◆ Exercise task
Write out exactly the lines from the one containing "Transcribe the text in this document." through the last line of the records below, including both.

◆ Material provided
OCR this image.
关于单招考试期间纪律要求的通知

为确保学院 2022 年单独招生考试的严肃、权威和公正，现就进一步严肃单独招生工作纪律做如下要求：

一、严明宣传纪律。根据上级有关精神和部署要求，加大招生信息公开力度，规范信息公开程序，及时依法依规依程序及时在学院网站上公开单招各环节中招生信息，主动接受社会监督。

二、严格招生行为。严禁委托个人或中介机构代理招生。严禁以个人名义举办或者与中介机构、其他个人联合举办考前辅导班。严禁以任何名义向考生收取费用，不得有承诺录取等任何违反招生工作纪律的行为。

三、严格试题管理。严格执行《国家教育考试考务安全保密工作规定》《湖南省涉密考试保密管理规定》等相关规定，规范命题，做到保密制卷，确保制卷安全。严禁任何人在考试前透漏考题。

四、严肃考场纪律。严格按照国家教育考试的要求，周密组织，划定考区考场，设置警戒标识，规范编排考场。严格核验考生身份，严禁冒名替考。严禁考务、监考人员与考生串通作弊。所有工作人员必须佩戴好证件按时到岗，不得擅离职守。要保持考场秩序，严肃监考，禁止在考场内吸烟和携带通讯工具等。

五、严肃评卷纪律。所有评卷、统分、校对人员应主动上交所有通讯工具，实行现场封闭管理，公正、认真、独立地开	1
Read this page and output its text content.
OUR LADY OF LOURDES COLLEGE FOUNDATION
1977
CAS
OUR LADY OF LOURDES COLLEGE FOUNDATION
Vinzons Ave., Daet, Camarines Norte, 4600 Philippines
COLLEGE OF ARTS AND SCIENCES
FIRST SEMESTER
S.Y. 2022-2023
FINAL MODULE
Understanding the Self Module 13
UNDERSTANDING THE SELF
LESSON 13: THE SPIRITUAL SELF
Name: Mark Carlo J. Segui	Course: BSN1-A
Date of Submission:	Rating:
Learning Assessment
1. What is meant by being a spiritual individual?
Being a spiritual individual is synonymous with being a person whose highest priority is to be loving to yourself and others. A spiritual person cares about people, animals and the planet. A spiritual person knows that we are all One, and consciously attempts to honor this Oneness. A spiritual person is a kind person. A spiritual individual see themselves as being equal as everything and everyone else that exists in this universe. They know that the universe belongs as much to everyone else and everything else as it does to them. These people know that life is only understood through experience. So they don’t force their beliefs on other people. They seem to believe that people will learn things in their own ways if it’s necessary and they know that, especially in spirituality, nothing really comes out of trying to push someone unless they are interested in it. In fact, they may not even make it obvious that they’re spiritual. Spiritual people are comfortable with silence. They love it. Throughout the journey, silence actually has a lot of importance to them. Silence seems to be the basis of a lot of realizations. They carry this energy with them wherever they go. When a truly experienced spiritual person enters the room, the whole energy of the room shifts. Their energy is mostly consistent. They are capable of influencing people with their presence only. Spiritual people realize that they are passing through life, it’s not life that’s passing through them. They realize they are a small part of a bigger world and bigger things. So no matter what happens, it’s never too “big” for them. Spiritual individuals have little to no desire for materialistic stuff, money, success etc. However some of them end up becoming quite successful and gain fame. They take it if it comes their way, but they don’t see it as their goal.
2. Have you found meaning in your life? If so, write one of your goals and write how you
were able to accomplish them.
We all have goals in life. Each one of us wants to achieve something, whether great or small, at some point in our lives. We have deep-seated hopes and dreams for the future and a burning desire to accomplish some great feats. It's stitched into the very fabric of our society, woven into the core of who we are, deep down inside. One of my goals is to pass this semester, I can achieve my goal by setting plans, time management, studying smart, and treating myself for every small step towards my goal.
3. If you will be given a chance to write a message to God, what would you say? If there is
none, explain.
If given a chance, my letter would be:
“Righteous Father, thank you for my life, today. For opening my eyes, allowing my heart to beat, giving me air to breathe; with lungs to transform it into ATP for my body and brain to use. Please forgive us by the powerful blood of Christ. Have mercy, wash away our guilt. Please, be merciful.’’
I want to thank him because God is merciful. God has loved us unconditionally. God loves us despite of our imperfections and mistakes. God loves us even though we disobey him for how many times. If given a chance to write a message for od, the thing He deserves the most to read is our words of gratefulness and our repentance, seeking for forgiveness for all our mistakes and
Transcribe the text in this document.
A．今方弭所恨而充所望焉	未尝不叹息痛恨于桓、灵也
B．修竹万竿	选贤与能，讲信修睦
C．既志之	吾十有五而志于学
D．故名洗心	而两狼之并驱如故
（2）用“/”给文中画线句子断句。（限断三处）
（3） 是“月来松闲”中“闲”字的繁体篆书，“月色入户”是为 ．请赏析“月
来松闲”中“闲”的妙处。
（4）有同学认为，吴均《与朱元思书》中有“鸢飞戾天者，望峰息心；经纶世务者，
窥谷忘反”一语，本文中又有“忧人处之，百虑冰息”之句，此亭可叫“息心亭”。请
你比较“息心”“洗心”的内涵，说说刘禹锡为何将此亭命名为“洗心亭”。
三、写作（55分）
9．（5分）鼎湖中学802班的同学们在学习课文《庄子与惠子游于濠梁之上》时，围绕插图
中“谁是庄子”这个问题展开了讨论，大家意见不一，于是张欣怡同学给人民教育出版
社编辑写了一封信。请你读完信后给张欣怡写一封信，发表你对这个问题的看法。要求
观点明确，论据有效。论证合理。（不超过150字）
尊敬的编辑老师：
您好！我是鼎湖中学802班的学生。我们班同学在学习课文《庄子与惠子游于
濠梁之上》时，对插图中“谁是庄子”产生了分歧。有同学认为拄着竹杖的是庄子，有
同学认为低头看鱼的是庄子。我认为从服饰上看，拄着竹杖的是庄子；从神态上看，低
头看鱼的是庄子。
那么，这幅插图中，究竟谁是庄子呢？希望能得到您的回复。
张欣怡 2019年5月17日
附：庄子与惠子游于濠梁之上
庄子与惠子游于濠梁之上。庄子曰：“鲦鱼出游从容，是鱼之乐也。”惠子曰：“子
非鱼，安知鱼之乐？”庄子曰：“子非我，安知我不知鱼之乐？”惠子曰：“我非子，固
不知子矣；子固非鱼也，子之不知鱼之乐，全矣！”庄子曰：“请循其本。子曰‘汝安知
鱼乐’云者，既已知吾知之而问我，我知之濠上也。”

◆ Finished answer
Transcribe the text in this document.
A．今方弭所恨而充所望焉	未尝不叹息痛恨于桓、灵也
B．修竹万竿	选贤与能，讲信修睦
C．既志之	吾十有五而志于学
D．故名洗心	而两狼之并驱如故
（2）用“/”给文中画线句子断句。（限断三处）
（3） 是“月来松闲”中“闲”字的繁体篆书，“月色入户”是为 ．请赏析“月
来松闲”中“闲”的妙处。
（4）有同学认为，吴均《与朱元思书》中有“鸢飞戾天者，望峰息心；经纶世务者，
窥谷忘反”一语，本文中又有“忧人处之，百虑冰息”之句，此亭可叫“息心亭”。请
你比较“息心”“洗心”的内涵，说说刘禹锡为何将此亭命名为“洗心亭”。
三、写作（55分）
9．（5分）鼎湖中学802班的同学们在学习课文《庄子与惠子游于濠梁之上》时，围绕插图
中“谁是庄子”这个问题展开了讨论，大家意见不一，于是张欣怡同学给人民教育出版
社编辑写了一封信。请你读完信后给张欣怡写一封信，发表你对这个问题的看法。要求
观点明确，论据有效。论证合理。（不超过150字）
尊敬的编辑老师：
您好！我是鼎湖中学802班的学生。我们班同学在学习课文《庄子与惠子游于
濠梁之上》时，对插图中“谁是庄子”产生了分歧。有同学认为拄着竹杖的是庄子，有
同学认为低头看鱼的是庄子。我认为从服饰上看，拄着竹杖的是庄子；从神态上看，低
头看鱼的是庄子。
那么，这幅插图中，究竟谁是庄子呢？希望能得到您的回复。
张欣怡 2019年5月17日
附：庄子与惠子游于濠梁之上
庄子与惠子游于濠梁之上。庄子曰：“鲦鱼出游从容，是鱼之乐也。”惠子曰：“子
非鱼，安知鱼之乐？”庄子曰：“子非我，安知我不知鱼之乐？”惠子曰：“我非子，固
不知子矣；子固非鱼也，子之不知鱼之乐，全矣！”庄子曰：“请循其本。子曰‘汝安知
鱼乐’云者，既已知吾知之而问我，我知之濠上也。”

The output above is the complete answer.